** STATED GOAL **
The records below are to be quoted in full; please keep every word exact.

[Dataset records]

--- start ---

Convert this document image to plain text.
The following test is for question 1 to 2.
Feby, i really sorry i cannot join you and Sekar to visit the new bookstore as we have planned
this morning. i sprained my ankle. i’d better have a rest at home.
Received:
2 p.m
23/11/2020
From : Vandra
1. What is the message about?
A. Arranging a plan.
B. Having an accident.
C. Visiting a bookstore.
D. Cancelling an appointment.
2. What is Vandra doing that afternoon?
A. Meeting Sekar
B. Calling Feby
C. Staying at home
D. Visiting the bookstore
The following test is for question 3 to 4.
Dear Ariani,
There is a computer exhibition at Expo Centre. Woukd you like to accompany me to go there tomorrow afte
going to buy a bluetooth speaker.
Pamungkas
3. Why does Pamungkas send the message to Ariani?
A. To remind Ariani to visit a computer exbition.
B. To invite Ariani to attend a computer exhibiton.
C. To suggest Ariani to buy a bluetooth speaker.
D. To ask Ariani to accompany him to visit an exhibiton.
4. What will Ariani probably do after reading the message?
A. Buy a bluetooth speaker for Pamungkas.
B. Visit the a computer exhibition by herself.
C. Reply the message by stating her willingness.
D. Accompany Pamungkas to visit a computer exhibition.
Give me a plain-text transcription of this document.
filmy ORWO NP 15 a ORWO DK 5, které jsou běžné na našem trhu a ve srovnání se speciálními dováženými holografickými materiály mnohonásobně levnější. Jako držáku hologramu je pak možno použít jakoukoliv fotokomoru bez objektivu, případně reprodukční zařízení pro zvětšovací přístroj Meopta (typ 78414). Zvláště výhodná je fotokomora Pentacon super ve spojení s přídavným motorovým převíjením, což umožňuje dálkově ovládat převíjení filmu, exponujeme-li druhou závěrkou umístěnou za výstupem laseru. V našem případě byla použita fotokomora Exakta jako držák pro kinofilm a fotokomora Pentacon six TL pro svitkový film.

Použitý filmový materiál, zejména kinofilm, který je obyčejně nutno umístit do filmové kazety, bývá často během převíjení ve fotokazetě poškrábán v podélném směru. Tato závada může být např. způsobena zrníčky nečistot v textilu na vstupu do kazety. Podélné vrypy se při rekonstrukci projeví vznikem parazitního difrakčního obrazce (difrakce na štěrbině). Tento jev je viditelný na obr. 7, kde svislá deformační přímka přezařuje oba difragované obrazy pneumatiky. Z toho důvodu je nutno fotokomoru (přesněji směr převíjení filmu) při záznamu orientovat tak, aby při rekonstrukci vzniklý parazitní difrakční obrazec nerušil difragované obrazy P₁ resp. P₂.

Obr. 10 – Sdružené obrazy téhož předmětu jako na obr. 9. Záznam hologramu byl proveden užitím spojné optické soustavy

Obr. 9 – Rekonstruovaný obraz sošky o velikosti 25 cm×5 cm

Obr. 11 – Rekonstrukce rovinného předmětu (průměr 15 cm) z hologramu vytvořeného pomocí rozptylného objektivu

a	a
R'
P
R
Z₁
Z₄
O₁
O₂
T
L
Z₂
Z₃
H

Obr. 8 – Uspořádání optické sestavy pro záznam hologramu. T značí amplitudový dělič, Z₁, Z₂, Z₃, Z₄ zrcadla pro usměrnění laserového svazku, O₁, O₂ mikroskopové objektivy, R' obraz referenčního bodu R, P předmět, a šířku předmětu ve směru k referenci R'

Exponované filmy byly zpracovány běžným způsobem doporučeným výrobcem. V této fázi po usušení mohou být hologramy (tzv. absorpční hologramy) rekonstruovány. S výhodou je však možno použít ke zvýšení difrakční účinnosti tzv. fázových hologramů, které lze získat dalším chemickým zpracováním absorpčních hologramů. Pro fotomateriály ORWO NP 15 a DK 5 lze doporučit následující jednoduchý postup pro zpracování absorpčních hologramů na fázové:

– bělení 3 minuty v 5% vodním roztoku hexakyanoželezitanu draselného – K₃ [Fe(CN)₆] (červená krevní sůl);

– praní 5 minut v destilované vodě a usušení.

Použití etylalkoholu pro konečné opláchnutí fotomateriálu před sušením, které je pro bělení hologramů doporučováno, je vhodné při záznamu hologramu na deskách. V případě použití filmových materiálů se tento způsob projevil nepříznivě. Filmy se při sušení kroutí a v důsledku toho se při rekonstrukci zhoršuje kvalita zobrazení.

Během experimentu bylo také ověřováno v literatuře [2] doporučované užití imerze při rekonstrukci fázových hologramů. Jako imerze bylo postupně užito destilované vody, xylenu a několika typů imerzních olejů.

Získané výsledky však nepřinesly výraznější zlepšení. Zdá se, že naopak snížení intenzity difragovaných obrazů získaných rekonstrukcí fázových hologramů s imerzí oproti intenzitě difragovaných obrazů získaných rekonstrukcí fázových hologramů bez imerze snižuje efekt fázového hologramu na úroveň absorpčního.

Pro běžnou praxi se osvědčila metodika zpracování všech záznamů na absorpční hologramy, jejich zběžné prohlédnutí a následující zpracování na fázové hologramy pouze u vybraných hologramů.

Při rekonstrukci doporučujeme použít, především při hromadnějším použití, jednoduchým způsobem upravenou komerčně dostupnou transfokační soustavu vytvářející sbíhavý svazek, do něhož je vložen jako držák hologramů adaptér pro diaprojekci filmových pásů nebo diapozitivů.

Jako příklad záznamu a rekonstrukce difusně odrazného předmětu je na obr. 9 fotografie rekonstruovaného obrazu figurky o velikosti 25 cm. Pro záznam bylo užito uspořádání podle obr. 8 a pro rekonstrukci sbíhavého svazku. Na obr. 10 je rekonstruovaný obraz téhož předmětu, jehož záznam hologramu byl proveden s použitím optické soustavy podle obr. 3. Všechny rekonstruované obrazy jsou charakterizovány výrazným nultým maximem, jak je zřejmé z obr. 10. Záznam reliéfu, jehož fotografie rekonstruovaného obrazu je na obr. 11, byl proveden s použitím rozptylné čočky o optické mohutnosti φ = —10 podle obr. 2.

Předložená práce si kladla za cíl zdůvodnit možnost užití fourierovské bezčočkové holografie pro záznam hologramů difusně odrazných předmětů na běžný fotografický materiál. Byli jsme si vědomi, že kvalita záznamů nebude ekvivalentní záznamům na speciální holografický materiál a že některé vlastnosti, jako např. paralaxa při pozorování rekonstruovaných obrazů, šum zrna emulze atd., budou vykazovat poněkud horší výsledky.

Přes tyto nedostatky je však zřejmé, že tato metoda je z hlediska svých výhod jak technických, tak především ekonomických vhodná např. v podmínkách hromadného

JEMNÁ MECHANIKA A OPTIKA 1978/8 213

--- end ---

** EXERCISE RESPONSE **
Convert this document image to plain text.
The following test is for question 1 to 2.
Feby, i really sorry i cannot join you and Sekar to visit the new bookstore as we have planned
this morning. i sprained my ankle. i’d better have a rest at home.
Received:
2 p.m
23/11/2020
From : Vandra
1. What is the message about?
A. Arranging a plan.
B. Having an accident.
C. Visiting a bookstore.
D. Cancelling an appointment.
2. What is Vandra doing that afternoon?
A. Meeting Sekar
B. Calling Feby
C. Staying at home
D. Visiting the bookstore
The following test is for question 3 to 4.
Dear Ariani,
There is a computer exhibition at Expo Centre. Woukd you like to accompany me to go there tomorrow afte
going to buy a bluetooth speaker.
Pamungkas
3. Why does Pamungkas send the message to Ariani?
A. To remind Ariani to visit a computer exbition.
B. To invite Ariani to attend a computer exhibiton.
C. To suggest Ariani to buy a bluetooth speaker.
D. To ask Ariani to accompany him to visit an exhibiton.
4. What will Ariani probably do after reading the message?
A. Buy a bluetooth speaker for Pamungkas.
B. Visit the a computer exhibition by herself.
C. Reply the message by stating her willingness.
D. Accompany Pamungkas to visit a computer exhibition.
Give me a plain-text transcription of this document.
filmy ORWO NP 15 a ORWO DK 5, které jsou běžné na našem trhu a ve srovnání se speciálními dováženými holografickými materiály mnohonásobně levnější. Jako držáku hologramu je pak možno použít jakoukoliv fotokomoru bez objektivu, případně reprodukční zařízení pro zvětšovací přístroj Meopta (typ 78414). Zvláště výhodná je fotokomora Pentacon super ve spojení s přídavným motorovým převíjením, což umožňuje dálkově ovládat převíjení filmu, exponujeme-li druhou závěrkou umístěnou za výstupem laseru. V našem případě byla použita fotokomora Exakta jako držák pro kinofilm a fotokomora Pentacon six TL pro svitkový film.

Použitý filmový materiál, zejména kinofilm, který je obyčejně nutno umístit do filmové kazety, bývá často během převíjení ve fotokazetě poškrábán v podélném směru. Tato závada může být např. způsobena zrníčky nečistot v textilu na vstupu do kazety. Podélné vrypy se při rekonstrukci projeví vznikem parazitního difrakčního obrazce (difrakce na štěrbině). Tento jev je viditelný na obr. 7, kde svislá deformační přímka přezařuje oba difragované obrazy pneumatiky. Z toho důvodu je nutno fotokomoru (přesněji směr převíjení filmu) při záznamu orientovat tak, aby při rekonstrukci vzniklý parazitní difrakční obrazec nerušil difragované obrazy P₁ resp. P₂.

Obr. 10 – Sdružené obrazy téhož předmětu jako na obr. 9. Záznam hologramu byl proveden užitím spojné optické soustavy

Obr. 9 – Rekonstruovaný obraz sošky o velikosti 25 cm×5 cm

Obr. 11 – Rekonstrukce rovinného předmětu (průměr 15 cm) z hologramu vytvořeného pomocí rozptylného objektivu

a	a
R'
P
R
Z₁
Z₄
O₁
O₂
T
L
Z₂
Z₃
H

Obr. 8 – Uspořádání optické sestavy pro záznam hologramu. T značí amplitudový dělič, Z₁, Z₂, Z₃, Z₄ zrcadla pro usměrnění laserového svazku, O₁, O₂ mikroskopové objektivy, R' obraz referenčního bodu R, P předmět, a šířku předmětu ve směru k referenci R'

Exponované filmy byly zpracovány běžným způsobem doporučeným výrobcem. V této fázi po usušení mohou být hologramy (tzv. absorpční hologramy) rekonstruovány. S výhodou je však možno použít ke zvýšení difrakční účinnosti tzv. fázových hologramů, které lze získat dalším chemickým zpracováním absorpčních hologramů. Pro fotomateriály ORWO NP 15 a DK 5 lze doporučit následující jednoduchý postup pro zpracování absorpčních hologramů na fázové:

– bělení 3 minuty v 5% vodním roztoku hexakyanoželezitanu draselného – K₃ [Fe(CN)₆] (červená krevní sůl);

– praní 5 minut v destilované vodě a usušení.

Použití etylalkoholu pro konečné opláchnutí fotomateriálu před sušením, které je pro bělení hologramů doporučováno, je vhodné při záznamu hologramu na deskách. V případě použití filmových materiálů se tento způsob projevil nepříznivě. Filmy se při sušení kroutí a v důsledku toho se při rekonstrukci zhoršuje kvalita zobrazení.

Během experimentu bylo také ověřováno v literatuře [2] doporučované užití imerze při rekonstrukci fázových hologramů. Jako imerze bylo postupně užito destilované vody, xylenu a několika typů imerzních olejů.

Získané výsledky však nepřinesly výraznější zlepšení. Zdá se, že naopak snížení intenzity difragovaných obrazů získaných rekonstrukcí fázových hologramů s imerzí oproti intenzitě difragovaných obrazů získaných rekonstrukcí fázových hologramů bez imerze snižuje efekt fázového hologramu na úroveň absorpčního.

Pro běžnou praxi se osvědčila metodika zpracování všech záznamů na absorpční hologramy, jejich zběžné prohlédnutí a následující zpracování na fázové hologramy pouze u vybraných hologramů.

Při rekonstrukci doporučujeme použít, především při hromadnějším použití, jednoduchým způsobem upravenou komerčně dostupnou transfokační soustavu vytvářející sbíhavý svazek, do něhož je vložen jako držák hologramů adaptér pro diaprojekci filmových pásů nebo diapozitivů.

Jako příklad záznamu a rekonstrukce difusně odrazného předmětu je na obr. 9 fotografie rekonstruovaného obrazu figurky o velikosti 25 cm. Pro záznam bylo užito uspořádání podle obr. 8 a pro rekonstrukci sbíhavého svazku. Na obr. 10 je rekonstruovaný obraz téhož předmětu, jehož záznam hologramu byl proveden s použitím optické soustavy podle obr. 3. Všechny rekonstruované obrazy jsou charakterizovány výrazným nultým maximem, jak je zřejmé z obr. 10. Záznam reliéfu, jehož fotografie rekonstruovaného obrazu je na obr. 11, byl proveden s použitím rozptylné čočky o optické mohutnosti φ = —10 podle obr. 2.

Předložená práce si kladla za cíl zdůvodnit možnost užití fourierovské bezčočkové holografie pro záznam hologramů difusně odrazných předmětů na běžný fotografický materiál. Byli jsme si vědomi, že kvalita záznamů nebude ekvivalentní záznamům na speciální holografický materiál a že některé vlastnosti, jako např. paralaxa při pozorování rekonstruovaných obrazů, šum zrna emulze atd., budou vykazovat poněkud horší výsledky.

Přes tyto nedostatky je však zřejmé, že tato metoda je z hlediska svých výhod jak technických, tak především ekonomických vhodná např. v podmínkách hromadného

JEMNÁ MECHANIKA A OPTIKA 1978/8 213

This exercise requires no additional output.